### [THE PROBLEM]
Exactly how many lines have the word "that"? Answer with the bare number.

** Start of ENTRIES PROVIDED **

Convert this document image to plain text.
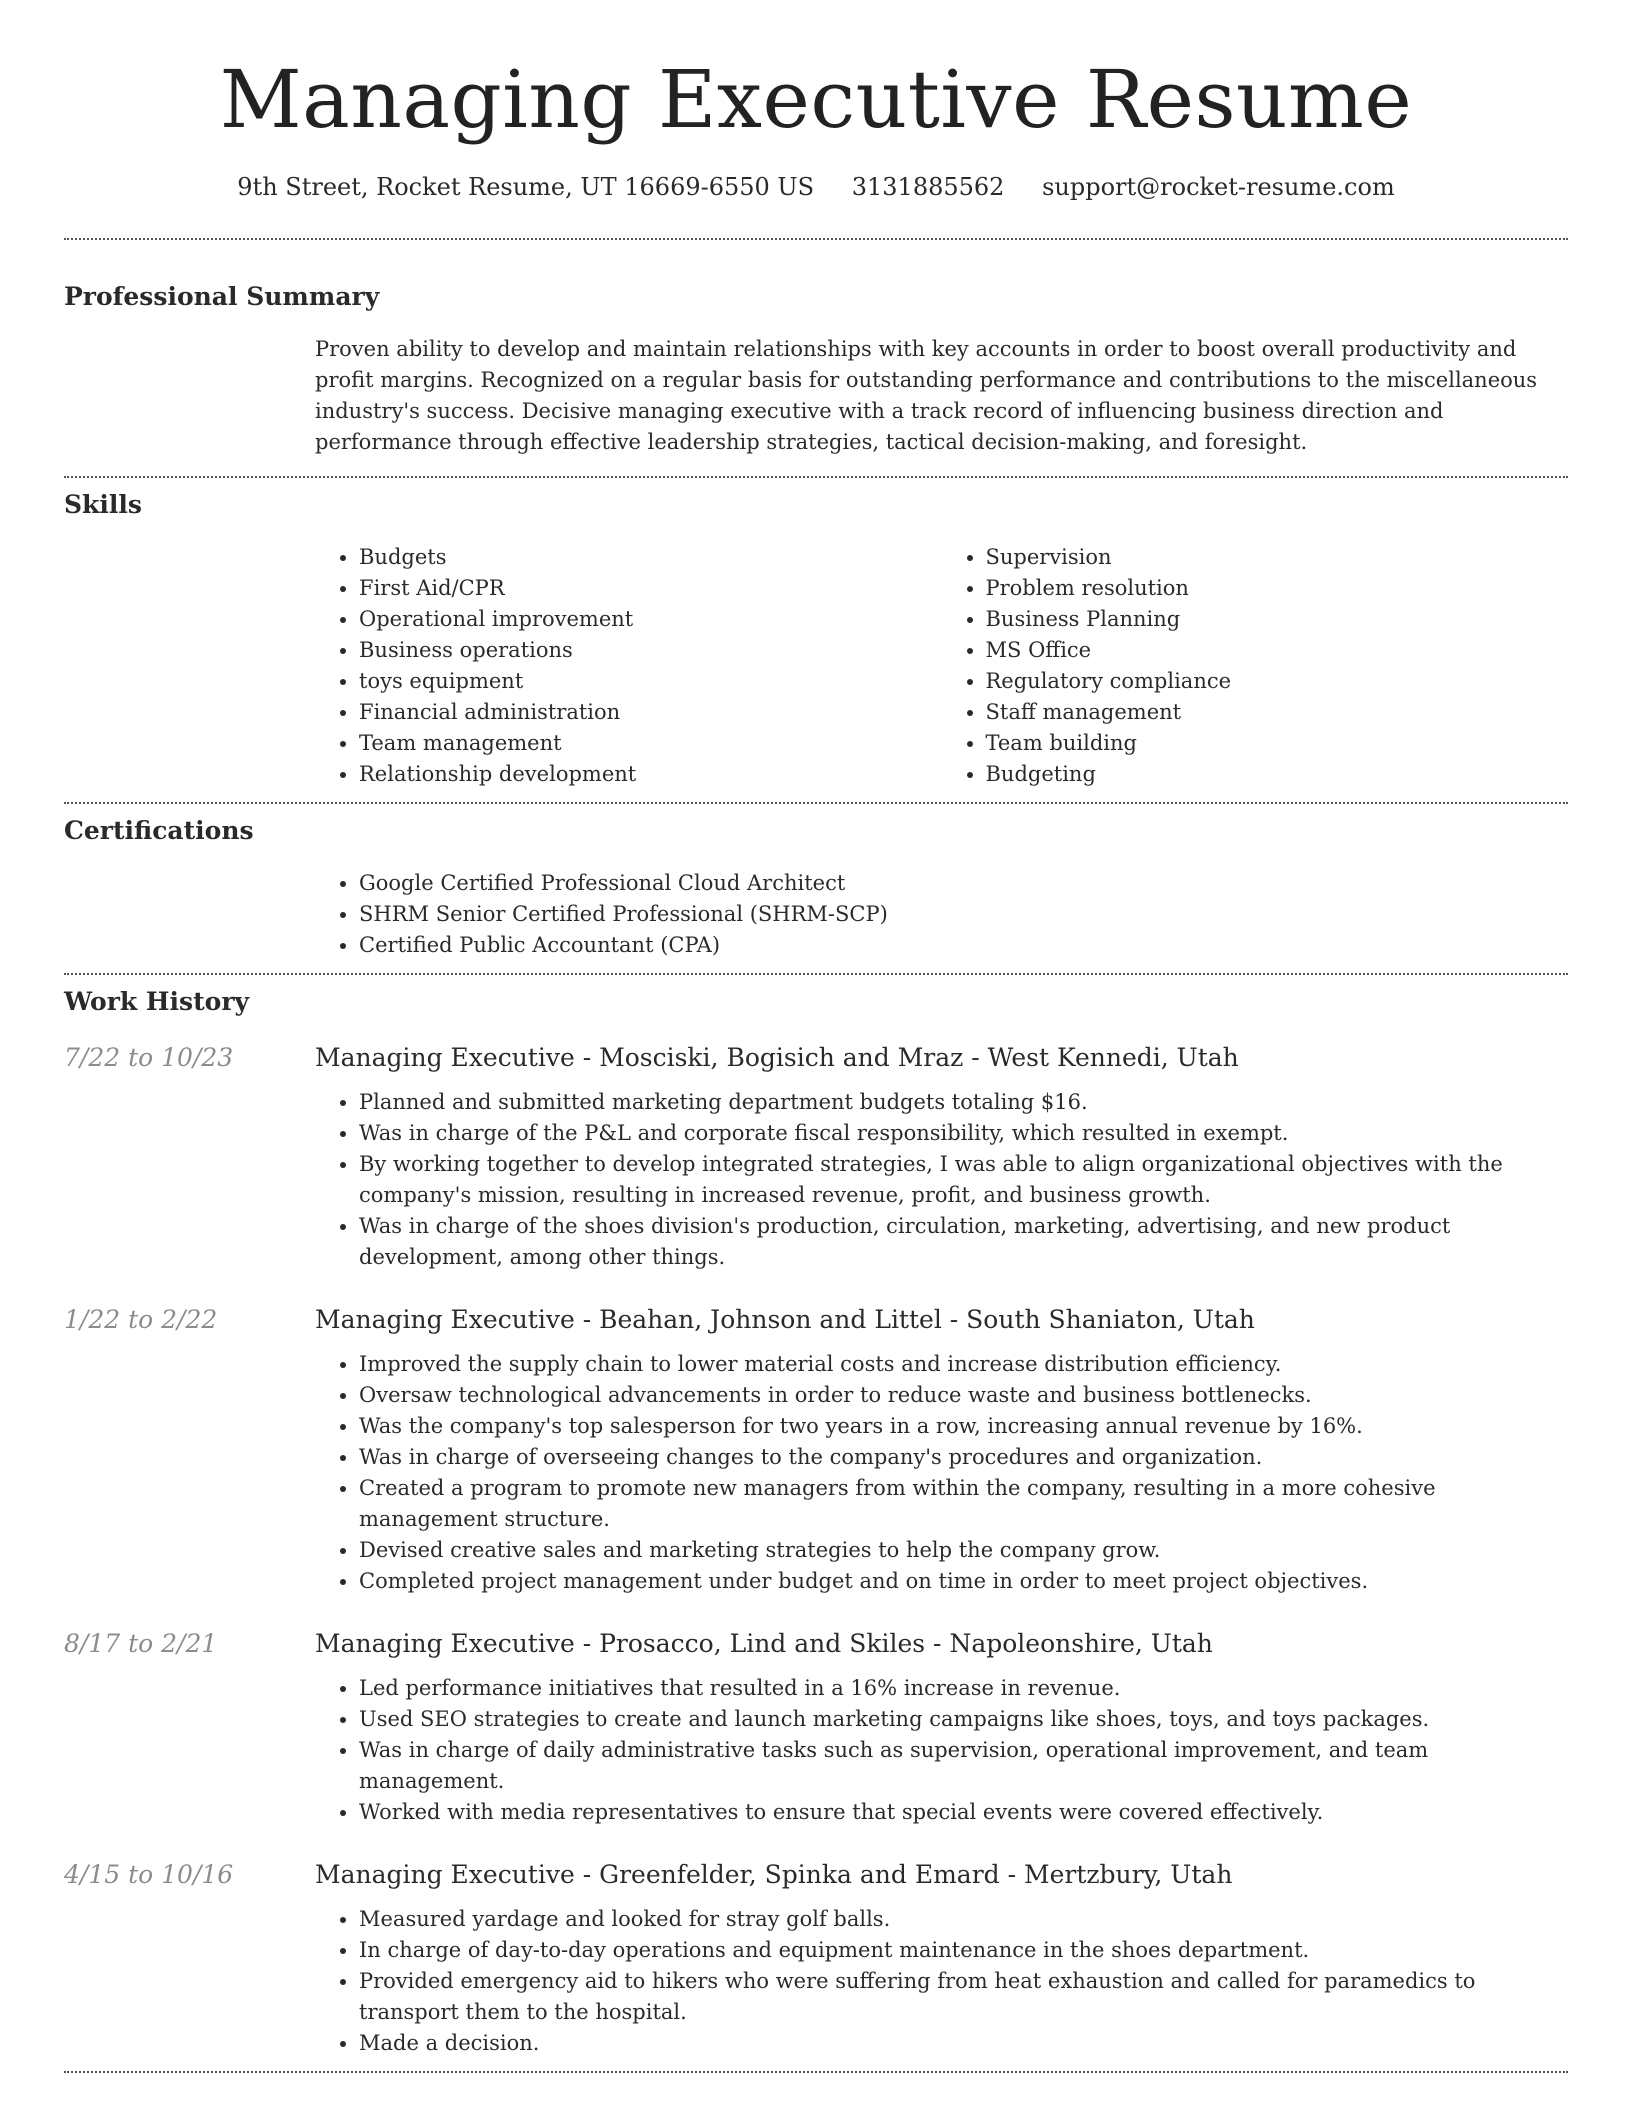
Managing Executive Resume
9th Street, Rocket Resume, UT 16669-6550 US 3131885562 support@rocket-resume.com
Professional Summary

Proven ability to develop and maintain relationships with key accounts in order to boost overall productivity and profit margins. Recognized on a regular basis for outstanding performance and contributions to the miscellaneous industry's success. Decisive managing executive with a track record of influencing business direction and performance through effective leadership strategies, tactical decision-making, and foresight.

Skills
• Budgets
• First Aid/CPR
• Operational improvement
• Business operations
• toys equipment
• Financial administration
• Team management
• Relationship development
• Supervision
• Problem resolution
• Business Planning
• MS Office
• Regulatory compliance
• Staff management
• Team building
• Budgeting
Certifications
• Google Certified Professional Cloud Architect
• SHRM Senior Certified Professional (SHRM-SCP)
• Certified Public Accountant (CPA)
Work History
7/22 to 10/23	Managing Executive - Mosciski, Bogisich and Mraz - West Kennedi, Utah
• Planned and submitted marketing department budgets totaling $16.
• Was in charge of the P&L and corporate fiscal responsibility, which resulted in exempt.
• By working together to develop integrated strategies, I was able to align organizational objectives with the company's mission, resulting in increased revenue, profit, and business growth.
• Was in charge of the shoes division's production, circulation, marketing, advertising, and new product development, among other things.
1/22 to 2/22	Managing Executive - Beahan, Johnson and Littel - South Shaniaton, Utah
• Improved the supply chain to lower material costs and increase distribution efficiency.
• Oversaw technological advancements in order to reduce waste and business bottlenecks.
• Was the company's top salesperson for two years in a row, increasing annual revenue by 16%.
• Was in charge of overseeing changes to the company's procedures and organization.
• Created a program to promote new managers from within the company, resulting in a more cohesive management structure.
• Devised creative sales and marketing strategies to help the company grow.
• Completed project management under budget and on time in order to meet project objectives.
8/17 to 2/21	Managing Executive - Prosacco, Lind and Skiles - Napoleonshire, Utah
• Led performance initiatives that resulted in a 16% increase in revenue.
• Used SEO strategies to create and launch marketing campaigns like shoes, toys, and toys packages.
• Was in charge of daily administrative tasks such as supervision, operational improvement, and team management.
• Worked with media representatives to ensure that special events were covered effectively.
4/15 to 10/16	Managing Executive - Greenfelder, Spinka and Emard - Mertzbury, Utah
• Measured yardage and looked for stray golf balls.
• In charge of day-to-day operations and equipment maintenance in the shoes department.
• Provided emergency aid to hikers who were suffering from heat exhaustion and called for paramedics to transport them to the hospital.
• Made a decision.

** End of ENTRIES PROVIDED **

### [FINISHED EXERCISE]
2